Records from a collection of figures
● ● ● ●

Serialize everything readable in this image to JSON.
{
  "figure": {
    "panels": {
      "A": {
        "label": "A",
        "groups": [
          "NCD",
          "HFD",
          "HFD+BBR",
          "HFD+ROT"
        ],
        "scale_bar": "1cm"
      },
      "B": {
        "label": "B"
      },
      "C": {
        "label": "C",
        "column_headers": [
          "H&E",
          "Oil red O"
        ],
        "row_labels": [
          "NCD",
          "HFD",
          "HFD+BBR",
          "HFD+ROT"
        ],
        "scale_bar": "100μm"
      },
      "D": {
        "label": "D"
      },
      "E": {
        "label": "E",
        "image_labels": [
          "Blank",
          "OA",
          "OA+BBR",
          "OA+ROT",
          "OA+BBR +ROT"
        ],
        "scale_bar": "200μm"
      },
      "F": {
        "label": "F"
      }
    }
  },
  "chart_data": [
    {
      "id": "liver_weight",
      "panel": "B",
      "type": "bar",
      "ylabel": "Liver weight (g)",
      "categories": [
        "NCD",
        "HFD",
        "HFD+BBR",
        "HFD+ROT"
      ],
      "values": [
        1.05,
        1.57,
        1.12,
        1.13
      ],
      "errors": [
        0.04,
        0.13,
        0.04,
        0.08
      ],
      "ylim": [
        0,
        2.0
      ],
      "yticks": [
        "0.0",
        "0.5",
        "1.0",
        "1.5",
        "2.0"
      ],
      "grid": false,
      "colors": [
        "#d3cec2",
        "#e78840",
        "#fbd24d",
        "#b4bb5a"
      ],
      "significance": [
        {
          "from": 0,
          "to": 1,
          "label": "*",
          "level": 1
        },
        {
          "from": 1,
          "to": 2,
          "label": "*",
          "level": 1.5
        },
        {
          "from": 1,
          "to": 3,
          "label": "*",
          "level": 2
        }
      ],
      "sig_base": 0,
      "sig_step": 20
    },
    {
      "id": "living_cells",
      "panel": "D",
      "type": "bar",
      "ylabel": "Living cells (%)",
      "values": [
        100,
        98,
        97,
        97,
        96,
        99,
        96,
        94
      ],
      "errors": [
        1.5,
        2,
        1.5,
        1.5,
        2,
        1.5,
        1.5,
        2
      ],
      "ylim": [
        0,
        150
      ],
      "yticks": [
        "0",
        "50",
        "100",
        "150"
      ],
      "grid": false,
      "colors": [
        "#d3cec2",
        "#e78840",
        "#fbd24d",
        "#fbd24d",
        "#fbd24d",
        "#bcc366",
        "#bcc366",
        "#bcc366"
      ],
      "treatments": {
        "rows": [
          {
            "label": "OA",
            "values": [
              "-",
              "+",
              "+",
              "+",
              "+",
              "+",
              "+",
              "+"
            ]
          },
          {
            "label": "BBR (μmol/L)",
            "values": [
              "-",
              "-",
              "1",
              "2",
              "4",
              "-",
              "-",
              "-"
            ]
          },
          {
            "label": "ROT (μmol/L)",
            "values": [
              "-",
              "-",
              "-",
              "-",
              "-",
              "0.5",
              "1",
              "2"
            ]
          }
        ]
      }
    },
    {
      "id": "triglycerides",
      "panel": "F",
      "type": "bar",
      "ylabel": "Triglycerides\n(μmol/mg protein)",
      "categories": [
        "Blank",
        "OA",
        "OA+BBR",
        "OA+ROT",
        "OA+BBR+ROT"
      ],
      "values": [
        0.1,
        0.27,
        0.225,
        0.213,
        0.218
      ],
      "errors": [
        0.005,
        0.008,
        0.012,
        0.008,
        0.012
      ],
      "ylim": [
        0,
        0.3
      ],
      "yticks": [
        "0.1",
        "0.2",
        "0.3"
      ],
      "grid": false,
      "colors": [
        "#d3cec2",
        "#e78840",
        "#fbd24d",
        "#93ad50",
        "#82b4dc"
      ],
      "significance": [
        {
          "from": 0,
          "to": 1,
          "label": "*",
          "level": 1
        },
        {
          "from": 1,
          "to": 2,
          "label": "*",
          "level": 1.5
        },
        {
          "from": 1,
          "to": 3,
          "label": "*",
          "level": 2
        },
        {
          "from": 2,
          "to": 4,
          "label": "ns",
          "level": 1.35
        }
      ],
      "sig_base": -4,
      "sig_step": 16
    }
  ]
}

● ● ● ●

Starting from the first line above, copy the data through to the last line exactly.

Serialize everything readable in this image to JSON.
{
  "figure": {
    "panels": {
      "A": {
        "label": "A",
        "groups": [
          "NCD",
          "HFD",
          "HFD+BBR",
          "HFD+ROT"
        ],
        "scale_bar": "1cm"
      },
      "B": {
        "label": "B"
      },
      "C": {
        "label": "C",
        "column_headers": [
          "H&E",
          "Oil red O"
        ],
        "row_labels": [
          "NCD",
          "HFD",
          "HFD+BBR",
          "HFD+ROT"
        ],
        "scale_bar": "100μm"
      },
      "D": {
        "label": "D"
      },
      "E": {
        "label": "E",
        "image_labels": [
          "Blank",
          "OA",
          "OA+BBR",
          "OA+ROT",
          "OA+BBR +ROT"
        ],
        "scale_bar": "200μm"
      },
      "F": {
        "label": "F"
      }
    }
  },
  "chart_data": [
    {
      "id": "liver_weight",
      "panel": "B",
      "type": "bar",
      "ylabel": "Liver weight (g)",
      "categories": [
        "NCD",
        "HFD",
        "HFD+BBR",
        "HFD+ROT"
      ],
      "values": [
        1.05,
        1.57,
        1.12,
        1.13
      ],
      "errors": [
        0.04,
        0.13,
        0.04,
        0.08
      ],
      "ylim": [
        0,
        2.0
      ],
      "yticks": [
        "0.0",
        "0.5",
        "1.0",
        "1.5",
        "2.0"
      ],
      "grid": false,
      "colors": [
        "#d3cec2",
        "#e78840",
        "#fbd24d",
        "#b4bb5a"
      ],
      "significance": [
        {
          "from": 0,
          "to": 1,
          "label": "*",
          "level": 1
        },
        {
          "from": 1,
          "to": 2,
          "label": "*",
          "level": 1.5
        },
        {
          "from": 1,
          "to": 3,
          "label": "*",
          "level": 2
        }
      ],
      "sig_base": 0,
      "sig_step": 20
    },
    {
      "id": "living_cells",
      "panel": "D",
      "type": "bar",
      "ylabel": "Living cells (%)",
      "values": [
        100,
        98,
        97,
        97,
        96,
        99,
        96,
        94
      ],
      "errors": [
        1.5,
        2,
        1.5,
        1.5,
        2,
        1.5,
        1.5,
        2
      ],
      "ylim": [
        0,
        150
      ],
      "yticks": [
        "0",
        "50",
        "100",
        "150"
      ],
      "grid": false,
      "colors": [
        "#d3cec2",
        "#e78840",
        "#fbd24d",
        "#fbd24d",
        "#fbd24d",
        "#bcc366",
        "#bcc366",
        "#bcc366"
      ],
      "treatments": {
        "rows": [
          {
            "label": "OA",
            "values": [
              "-",
              "+",
              "+",
              "+",
              "+",
              "+",
              "+",
              "+"
            ]
          },
          {
            "label": "BBR (μmol/L)",
            "values": [
              "-",
              "-",
              "1",
              "2",
              "4",
              "-",
              "-",
              "-"
            ]
          },
          {
            "label": "ROT (μmol/L)",
            "values": [
              "-",
              "-",
              "-",
              "-",
              "-",
              "0.5",
              "1",
              "2"
            ]
          }
        ]
      }
    },
    {
      "id": "triglycerides",
      "panel": "F",
      "type": "bar",
      "ylabel": "Triglycerides\n(μmol/mg protein)",
      "categories": [
        "Blank",
        "OA",
        "OA+BBR",
        "OA+ROT",
        "OA+BBR+ROT"
      ],
      "values": [
        0.1,
        0.27,
        0.225,
        0.213,
        0.218
      ],
      "errors": [
        0.005,
        0.008,
        0.012,
        0.008,
        0.012
      ],
      "ylim": [
        0,
        0.3
      ],
      "yticks": [
        "0.1",
        "0.2",
        "0.3"
      ],
      "grid": false,
      "colors": [
        "#d3cec2",
        "#e78840",
        "#fbd24d",
        "#93ad50",
        "#82b4dc"
      ],
      "significance": [
        {
          "from": 0,
          "to": 1,
          "label": "*",
          "level": 1
        },
        {
          "from": 1,
          "to": 2,
          "label": "*",
          "level": 1.5
        },
        {
          "from": 1,
          "to": 3,
          "label": "*",
          "level": 2
        },
        {
          "from": 2,
          "to": 4,
          "label": "ns",
          "level": 1.35
        }
      ],
      "sig_base": -4,
      "sig_step": 16
    }
  ]
}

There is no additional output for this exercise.